§ To be done
Count how many lines of the material hold "price". Respond with that number alone.

::::::

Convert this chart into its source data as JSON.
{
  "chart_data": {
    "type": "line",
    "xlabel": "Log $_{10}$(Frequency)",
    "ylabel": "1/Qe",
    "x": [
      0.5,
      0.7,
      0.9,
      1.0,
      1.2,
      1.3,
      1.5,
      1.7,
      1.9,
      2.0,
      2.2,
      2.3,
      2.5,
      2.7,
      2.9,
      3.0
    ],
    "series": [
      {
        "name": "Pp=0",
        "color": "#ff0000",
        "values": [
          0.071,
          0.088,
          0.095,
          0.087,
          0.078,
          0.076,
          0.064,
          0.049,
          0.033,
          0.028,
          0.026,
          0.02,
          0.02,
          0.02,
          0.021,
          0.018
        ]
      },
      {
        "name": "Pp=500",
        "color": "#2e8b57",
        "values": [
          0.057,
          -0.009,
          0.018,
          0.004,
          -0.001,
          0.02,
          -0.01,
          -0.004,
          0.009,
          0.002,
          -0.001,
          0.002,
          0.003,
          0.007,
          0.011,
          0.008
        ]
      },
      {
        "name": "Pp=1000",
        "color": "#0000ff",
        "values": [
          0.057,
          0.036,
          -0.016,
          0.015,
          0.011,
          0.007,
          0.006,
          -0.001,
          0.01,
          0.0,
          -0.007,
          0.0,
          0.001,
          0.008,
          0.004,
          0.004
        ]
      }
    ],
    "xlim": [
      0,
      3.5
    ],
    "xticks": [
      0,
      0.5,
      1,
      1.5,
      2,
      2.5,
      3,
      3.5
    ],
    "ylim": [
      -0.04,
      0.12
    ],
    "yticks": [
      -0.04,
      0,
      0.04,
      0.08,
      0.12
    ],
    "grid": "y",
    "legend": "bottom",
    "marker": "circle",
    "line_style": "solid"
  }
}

::::::

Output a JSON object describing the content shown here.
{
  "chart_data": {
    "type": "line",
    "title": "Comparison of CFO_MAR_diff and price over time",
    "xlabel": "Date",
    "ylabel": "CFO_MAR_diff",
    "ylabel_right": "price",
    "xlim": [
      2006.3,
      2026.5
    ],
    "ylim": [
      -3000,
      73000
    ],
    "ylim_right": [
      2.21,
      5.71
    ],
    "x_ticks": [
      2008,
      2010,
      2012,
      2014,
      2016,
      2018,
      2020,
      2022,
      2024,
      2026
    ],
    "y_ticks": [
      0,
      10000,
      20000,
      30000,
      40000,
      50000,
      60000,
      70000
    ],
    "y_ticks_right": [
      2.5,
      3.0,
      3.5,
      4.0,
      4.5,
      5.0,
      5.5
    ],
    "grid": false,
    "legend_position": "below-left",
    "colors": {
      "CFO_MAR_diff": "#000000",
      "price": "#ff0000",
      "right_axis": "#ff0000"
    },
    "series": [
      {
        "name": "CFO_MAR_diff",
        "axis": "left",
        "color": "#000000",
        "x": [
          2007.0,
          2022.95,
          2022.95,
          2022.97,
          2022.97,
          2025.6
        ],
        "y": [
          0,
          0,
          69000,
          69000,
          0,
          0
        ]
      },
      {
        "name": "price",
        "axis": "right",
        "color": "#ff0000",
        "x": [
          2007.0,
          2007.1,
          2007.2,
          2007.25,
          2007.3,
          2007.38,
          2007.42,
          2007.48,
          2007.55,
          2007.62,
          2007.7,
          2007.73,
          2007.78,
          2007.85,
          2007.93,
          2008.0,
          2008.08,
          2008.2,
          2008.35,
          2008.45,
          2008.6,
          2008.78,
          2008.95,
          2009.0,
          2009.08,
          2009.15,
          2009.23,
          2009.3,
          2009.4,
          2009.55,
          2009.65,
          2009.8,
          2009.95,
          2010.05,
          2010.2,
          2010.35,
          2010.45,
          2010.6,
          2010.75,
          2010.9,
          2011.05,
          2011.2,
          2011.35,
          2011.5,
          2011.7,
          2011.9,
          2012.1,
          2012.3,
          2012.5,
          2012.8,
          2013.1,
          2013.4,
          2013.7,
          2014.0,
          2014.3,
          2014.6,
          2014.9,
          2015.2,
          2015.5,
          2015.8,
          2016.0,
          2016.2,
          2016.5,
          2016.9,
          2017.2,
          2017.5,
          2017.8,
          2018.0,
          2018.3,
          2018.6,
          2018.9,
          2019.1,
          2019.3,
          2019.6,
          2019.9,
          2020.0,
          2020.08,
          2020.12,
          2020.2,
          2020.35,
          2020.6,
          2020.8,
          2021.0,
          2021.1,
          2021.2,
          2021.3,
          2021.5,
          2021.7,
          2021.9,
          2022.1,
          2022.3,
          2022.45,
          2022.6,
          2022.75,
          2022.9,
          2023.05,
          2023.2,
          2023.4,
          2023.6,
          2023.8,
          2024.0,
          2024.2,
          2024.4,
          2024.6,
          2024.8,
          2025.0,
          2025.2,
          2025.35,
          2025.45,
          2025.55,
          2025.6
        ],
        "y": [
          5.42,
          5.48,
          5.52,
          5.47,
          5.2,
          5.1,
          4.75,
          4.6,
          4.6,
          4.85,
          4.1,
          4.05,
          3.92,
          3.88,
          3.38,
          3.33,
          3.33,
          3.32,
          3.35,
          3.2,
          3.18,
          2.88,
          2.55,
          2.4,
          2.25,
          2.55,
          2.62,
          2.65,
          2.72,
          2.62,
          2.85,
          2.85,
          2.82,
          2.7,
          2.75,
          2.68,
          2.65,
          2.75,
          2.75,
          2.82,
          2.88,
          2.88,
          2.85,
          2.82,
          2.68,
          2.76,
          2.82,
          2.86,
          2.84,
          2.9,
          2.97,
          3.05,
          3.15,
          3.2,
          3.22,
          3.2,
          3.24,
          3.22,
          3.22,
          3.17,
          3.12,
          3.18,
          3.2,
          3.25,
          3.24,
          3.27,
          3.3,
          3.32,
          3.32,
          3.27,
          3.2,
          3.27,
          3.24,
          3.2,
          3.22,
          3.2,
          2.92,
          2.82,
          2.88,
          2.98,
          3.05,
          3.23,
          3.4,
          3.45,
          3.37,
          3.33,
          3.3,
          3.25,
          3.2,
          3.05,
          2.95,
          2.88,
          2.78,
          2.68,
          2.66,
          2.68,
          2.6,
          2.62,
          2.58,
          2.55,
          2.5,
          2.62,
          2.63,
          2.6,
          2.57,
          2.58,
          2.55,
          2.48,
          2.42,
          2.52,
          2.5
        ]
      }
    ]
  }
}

::::::

§ Task output
4